— begin Stored data —

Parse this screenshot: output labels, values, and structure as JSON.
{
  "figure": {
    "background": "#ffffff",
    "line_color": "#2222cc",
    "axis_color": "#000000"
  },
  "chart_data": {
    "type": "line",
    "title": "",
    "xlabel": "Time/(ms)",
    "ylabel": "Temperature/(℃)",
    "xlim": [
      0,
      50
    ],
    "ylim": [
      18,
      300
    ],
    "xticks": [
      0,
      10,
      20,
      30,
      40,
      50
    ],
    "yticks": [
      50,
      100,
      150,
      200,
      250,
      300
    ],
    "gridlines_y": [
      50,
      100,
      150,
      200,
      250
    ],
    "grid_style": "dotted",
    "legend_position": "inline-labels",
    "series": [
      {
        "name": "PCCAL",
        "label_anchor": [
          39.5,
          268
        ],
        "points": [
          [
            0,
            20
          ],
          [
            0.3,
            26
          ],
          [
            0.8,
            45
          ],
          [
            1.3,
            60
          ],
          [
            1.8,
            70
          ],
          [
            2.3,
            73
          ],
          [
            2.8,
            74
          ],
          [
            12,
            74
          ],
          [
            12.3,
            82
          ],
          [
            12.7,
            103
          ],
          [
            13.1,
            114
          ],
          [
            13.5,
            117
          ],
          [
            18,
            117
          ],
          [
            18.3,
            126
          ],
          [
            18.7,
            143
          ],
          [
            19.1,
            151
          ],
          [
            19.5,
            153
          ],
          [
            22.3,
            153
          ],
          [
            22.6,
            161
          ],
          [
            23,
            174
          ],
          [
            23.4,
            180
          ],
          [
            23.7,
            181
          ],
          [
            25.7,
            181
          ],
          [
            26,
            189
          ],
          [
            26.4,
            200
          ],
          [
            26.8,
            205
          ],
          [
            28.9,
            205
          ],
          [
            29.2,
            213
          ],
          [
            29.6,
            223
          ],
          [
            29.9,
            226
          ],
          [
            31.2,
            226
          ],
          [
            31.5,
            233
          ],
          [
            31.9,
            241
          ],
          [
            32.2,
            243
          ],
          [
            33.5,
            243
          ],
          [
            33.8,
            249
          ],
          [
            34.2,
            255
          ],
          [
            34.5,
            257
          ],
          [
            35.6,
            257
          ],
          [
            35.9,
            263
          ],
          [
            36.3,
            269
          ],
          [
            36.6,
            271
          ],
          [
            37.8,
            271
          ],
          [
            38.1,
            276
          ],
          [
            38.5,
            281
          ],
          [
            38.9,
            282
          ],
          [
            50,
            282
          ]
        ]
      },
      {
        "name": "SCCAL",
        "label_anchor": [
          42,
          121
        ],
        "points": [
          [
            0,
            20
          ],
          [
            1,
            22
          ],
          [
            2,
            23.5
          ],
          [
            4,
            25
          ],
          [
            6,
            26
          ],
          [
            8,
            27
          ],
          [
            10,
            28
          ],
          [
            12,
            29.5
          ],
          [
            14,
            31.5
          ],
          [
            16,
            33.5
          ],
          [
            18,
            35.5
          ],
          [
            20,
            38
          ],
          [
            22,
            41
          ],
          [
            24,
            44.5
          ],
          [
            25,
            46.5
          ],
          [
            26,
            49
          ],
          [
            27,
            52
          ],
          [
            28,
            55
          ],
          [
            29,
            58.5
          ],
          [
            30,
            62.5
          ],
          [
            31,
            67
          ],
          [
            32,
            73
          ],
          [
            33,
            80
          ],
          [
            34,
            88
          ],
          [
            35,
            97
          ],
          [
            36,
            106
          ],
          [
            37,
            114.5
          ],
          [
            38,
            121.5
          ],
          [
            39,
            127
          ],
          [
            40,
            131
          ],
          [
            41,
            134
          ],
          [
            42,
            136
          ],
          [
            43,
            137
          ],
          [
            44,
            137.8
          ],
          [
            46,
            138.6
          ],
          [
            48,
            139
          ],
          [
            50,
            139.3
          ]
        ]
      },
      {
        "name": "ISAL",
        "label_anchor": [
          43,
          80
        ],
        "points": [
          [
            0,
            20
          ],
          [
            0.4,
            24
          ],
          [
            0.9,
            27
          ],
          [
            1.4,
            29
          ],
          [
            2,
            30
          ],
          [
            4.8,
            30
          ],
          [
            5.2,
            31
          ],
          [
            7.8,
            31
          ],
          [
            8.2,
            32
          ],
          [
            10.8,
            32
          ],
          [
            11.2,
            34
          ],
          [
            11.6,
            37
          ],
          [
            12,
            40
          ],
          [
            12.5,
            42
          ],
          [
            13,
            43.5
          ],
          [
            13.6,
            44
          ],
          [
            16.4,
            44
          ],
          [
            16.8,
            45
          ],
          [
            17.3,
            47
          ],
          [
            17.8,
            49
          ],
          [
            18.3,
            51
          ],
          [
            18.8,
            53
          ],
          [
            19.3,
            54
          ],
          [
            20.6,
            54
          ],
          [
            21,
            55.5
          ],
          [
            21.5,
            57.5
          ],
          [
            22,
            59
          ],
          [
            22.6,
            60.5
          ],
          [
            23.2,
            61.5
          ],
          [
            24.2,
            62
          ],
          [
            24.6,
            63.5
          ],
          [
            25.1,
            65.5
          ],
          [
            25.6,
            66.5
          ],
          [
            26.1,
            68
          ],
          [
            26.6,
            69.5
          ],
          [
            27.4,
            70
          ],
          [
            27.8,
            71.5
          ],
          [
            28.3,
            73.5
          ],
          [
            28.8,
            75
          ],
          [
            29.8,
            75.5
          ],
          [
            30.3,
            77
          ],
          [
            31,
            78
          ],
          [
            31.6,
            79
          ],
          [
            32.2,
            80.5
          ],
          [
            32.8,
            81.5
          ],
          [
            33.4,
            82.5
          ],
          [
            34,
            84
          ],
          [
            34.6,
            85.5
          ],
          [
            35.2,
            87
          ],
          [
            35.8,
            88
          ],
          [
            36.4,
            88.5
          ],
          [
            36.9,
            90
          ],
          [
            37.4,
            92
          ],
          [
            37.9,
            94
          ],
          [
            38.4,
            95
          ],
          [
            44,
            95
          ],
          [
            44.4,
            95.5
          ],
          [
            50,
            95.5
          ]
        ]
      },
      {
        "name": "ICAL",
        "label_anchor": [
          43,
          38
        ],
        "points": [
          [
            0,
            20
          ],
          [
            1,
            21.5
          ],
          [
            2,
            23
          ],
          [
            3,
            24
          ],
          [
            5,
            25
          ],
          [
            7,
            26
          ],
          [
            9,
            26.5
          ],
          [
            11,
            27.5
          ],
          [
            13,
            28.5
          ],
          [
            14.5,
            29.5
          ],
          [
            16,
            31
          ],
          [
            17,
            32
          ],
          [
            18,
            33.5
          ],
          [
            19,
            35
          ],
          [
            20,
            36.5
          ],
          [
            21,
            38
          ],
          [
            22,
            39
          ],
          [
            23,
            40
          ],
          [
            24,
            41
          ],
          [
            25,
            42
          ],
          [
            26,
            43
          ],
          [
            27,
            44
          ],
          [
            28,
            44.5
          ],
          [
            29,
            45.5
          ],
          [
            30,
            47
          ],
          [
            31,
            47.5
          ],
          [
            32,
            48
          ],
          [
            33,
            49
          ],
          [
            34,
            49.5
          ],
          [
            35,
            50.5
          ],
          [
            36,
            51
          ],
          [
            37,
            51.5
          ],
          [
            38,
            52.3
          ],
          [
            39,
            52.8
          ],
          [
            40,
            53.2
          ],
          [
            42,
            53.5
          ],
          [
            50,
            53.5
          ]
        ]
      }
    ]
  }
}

— end Stored data —

Exercise requirements
Copy out each record from above, exactly.

The output
Parse this screenshot: output labels, values, and structure as JSON.
{
  "figure": {
    "background": "#ffffff",
    "line_color": "#2222cc",
    "axis_color": "#000000"
  },
  "chart_data": {
    "type": "line",
    "title": "",
    "xlabel": "Time/(ms)",
    "ylabel": "Temperature/(℃)",
    "xlim": [
      0,
      50
    ],
    "ylim": [
      18,
      300
    ],
    "xticks": [
      0,
      10,
      20,
      30,
      40,
      50
    ],
    "yticks": [
      50,
      100,
      150,
      200,
      250,
      300
    ],
    "gridlines_y": [
      50,
      100,
      150,
      200,
      250
    ],
    "grid_style": "dotted",
    "legend_position": "inline-labels",
    "series": [
      {
        "name": "PCCAL",
        "label_anchor": [
          39.5,
          268
        ],
        "points": [
          [
            0,
            20
          ],
          [
            0.3,
            26
          ],
          [
            0.8,
            45
          ],
          [
            1.3,
            60
          ],
          [
            1.8,
            70
          ],
          [
            2.3,
            73
          ],
          [
            2.8,
            74
          ],
          [
            12,
            74
          ],
          [
            12.3,
            82
          ],
          [
            12.7,
            103
          ],
          [
            13.1,
            114
          ],
          [
            13.5,
            117
          ],
          [
            18,
            117
          ],
          [
            18.3,
            126
          ],
          [
            18.7,
            143
          ],
          [
            19.1,
            151
          ],
          [
            19.5,
            153
          ],
          [
            22.3,
            153
          ],
          [
            22.6,
            161
          ],
          [
            23,
            174
          ],
          [
            23.4,
            180
          ],
          [
            23.7,
            181
          ],
          [
            25.7,
            181
          ],
          [
            26,
            189
          ],
          [
            26.4,
            200
          ],
          [
            26.8,
            205
          ],
          [
            28.9,
            205
          ],
          [
            29.2,
            213
          ],
          [
            29.6,
            223
          ],
          [
            29.9,
            226
          ],
          [
            31.2,
            226
          ],
          [
            31.5,
            233
          ],
          [
            31.9,
            241
          ],
          [
            32.2,
            243
          ],
          [
            33.5,
            243
          ],
          [
            33.8,
            249
          ],
          [
            34.2,
            255
          ],
          [
            34.5,
            257
          ],
          [
            35.6,
            257
          ],
          [
            35.9,
            263
          ],
          [
            36.3,
            269
          ],
          [
            36.6,
            271
          ],
          [
            37.8,
            271
          ],
          [
            38.1,
            276
          ],
          [
            38.5,
            281
          ],
          [
            38.9,
            282
          ],
          [
            50,
            282
          ]
        ]
      },
      {
        "name": "SCCAL",
        "label_anchor": [
          42,
          121
        ],
        "points": [
          [
            0,
            20
          ],
          [
            1,
            22
          ],
          [
            2,
            23.5
          ],
          [
            4,
            25
          ],
          [
            6,
            26
          ],
          [
            8,
            27
          ],
          [
            10,
            28
          ],
          [
            12,
            29.5
          ],
          [
            14,
            31.5
          ],
          [
            16,
            33.5
          ],
          [
            18,
            35.5
          ],
          [
            20,
            38
          ],
          [
            22,
            41
          ],
          [
            24,
            44.5
          ],
          [
            25,
            46.5
          ],
          [
            26,
            49
          ],
          [
            27,
            52
          ],
          [
            28,
            55
          ],
          [
            29,
            58.5
          ],
          [
            30,
            62.5
          ],
          [
            31,
            67
          ],
          [
            32,
            73
          ],
          [
            33,
            80
          ],
          [
            34,
            88
          ],
          [
            35,
            97
          ],
          [
            36,
            106
          ],
          [
            37,
            114.5
          ],
          [
            38,
            121.5
          ],
          [
            39,
            127
          ],
          [
            40,
            131
          ],
          [
            41,
            134
          ],
          [
            42,
            136
          ],
          [
            43,
            137
          ],
          [
            44,
            137.8
          ],
          [
            46,
            138.6
          ],
          [
            48,
            139
          ],
          [
            50,
            139.3
          ]
        ]
      },
      {
        "name": "ISAL",
        "label_anchor": [
          43,
          80
        ],
        "points": [
          [
            0,
            20
          ],
          [
            0.4,
            24
          ],
          [
            0.9,
            27
          ],
          [
            1.4,
            29
          ],
          [
            2,
            30
          ],
          [
            4.8,
            30
          ],
          [
            5.2,
            31
          ],
          [
            7.8,
            31
          ],
          [
            8.2,
            32
          ],
          [
            10.8,
            32
          ],
          [
            11.2,
            34
          ],
          [
            11.6,
            37
          ],
          [
            12,
            40
          ],
          [
            12.5,
            42
          ],
          [
            13,
            43.5
          ],
          [
            13.6,
            44
          ],
          [
            16.4,
            44
          ],
          [
            16.8,
            45
          ],
          [
            17.3,
            47
          ],
          [
            17.8,
            49
          ],
          [
            18.3,
            51
          ],
          [
            18.8,
            53
          ],
          [
            19.3,
            54
          ],
          [
            20.6,
            54
          ],
          [
            21,
            55.5
          ],
          [
            21.5,
            57.5
          ],
          [
            22,
            59
          ],
          [
            22.6,
            60.5
          ],
          [
            23.2,
            61.5
          ],
          [
            24.2,
            62
          ],
          [
            24.6,
            63.5
          ],
          [
            25.1,
            65.5
          ],
          [
            25.6,
            66.5
          ],
          [
            26.1,
            68
          ],
          [
            26.6,
            69.5
          ],
          [
            27.4,
            70
          ],
          [
            27.8,
            71.5
          ],
          [
            28.3,
            73.5
          ],
          [
            28.8,
            75
          ],
          [
            29.8,
            75.5
          ],
          [
            30.3,
            77
          ],
          [
            31,
            78
          ],
          [
            31.6,
            79
          ],
          [
            32.2,
            80.5
          ],
          [
            32.8,
            81.5
          ],
          [
            33.4,
            82.5
          ],
          [
            34,
            84
          ],
          [
            34.6,
            85.5
          ],
          [
            35.2,
            87
          ],
          [
            35.8,
            88
          ],
          [
            36.4,
            88.5
          ],
          [
            36.9,
            90
          ],
          [
            37.4,
            92
          ],
          [
            37.9,
            94
          ],
          [
            38.4,
            95
          ],
          [
            44,
            95
          ],
          [
            44.4,
            95.5
          ],
          [
            50,
            95.5
          ]
        ]
      },
      {
        "name": "ICAL",
        "label_anchor": [
          43,
          38
        ],
        "points": [
          [
            0,
            20
          ],
          [
            1,
            21.5
          ],
          [
            2,
            23
          ],
          [
            3,
            24
          ],
          [
            5,
            25
          ],
          [
            7,
            26
          ],
          [
            9,
            26.5
          ],
          [
            11,
            27.5
          ],
          [
            13,
            28.5
          ],
          [
            14.5,
            29.5
          ],
          [
            16,
            31
          ],
          [
            17,
            32
          ],
          [
            18,
            33.5
          ],
          [
            19,
            35
          ],
          [
            20,
            36.5
          ],
          [
            21,
            38
          ],
          [
            22,
            39
          ],
          [
            23,
            40
          ],
          [
            24,
            41
          ],
          [
            25,
            42
          ],
          [
            26,
            43
          ],
          [
            27,
            44
          ],
          [
            28,
            44.5
          ],
          [
            29,
            45.5
          ],
          [
            30,
            47
          ],
          [
            31,
            47.5
          ],
          [
            32,
            48
          ],
          [
            33,
            49
          ],
          [
            34,
            49.5
          ],
          [
            35,
            50.5
          ],
          [
            36,
            51
          ],
          [
            37,
            51.5
          ],
          [
            38,
            52.3
          ],
          [
            39,
            52.8
          ],
          [
            40,
            53.2
          ],
          [
            42,
            53.5
          ],
          [
            50,
            53.5
          ]
        ]
      }
    ]
  }
}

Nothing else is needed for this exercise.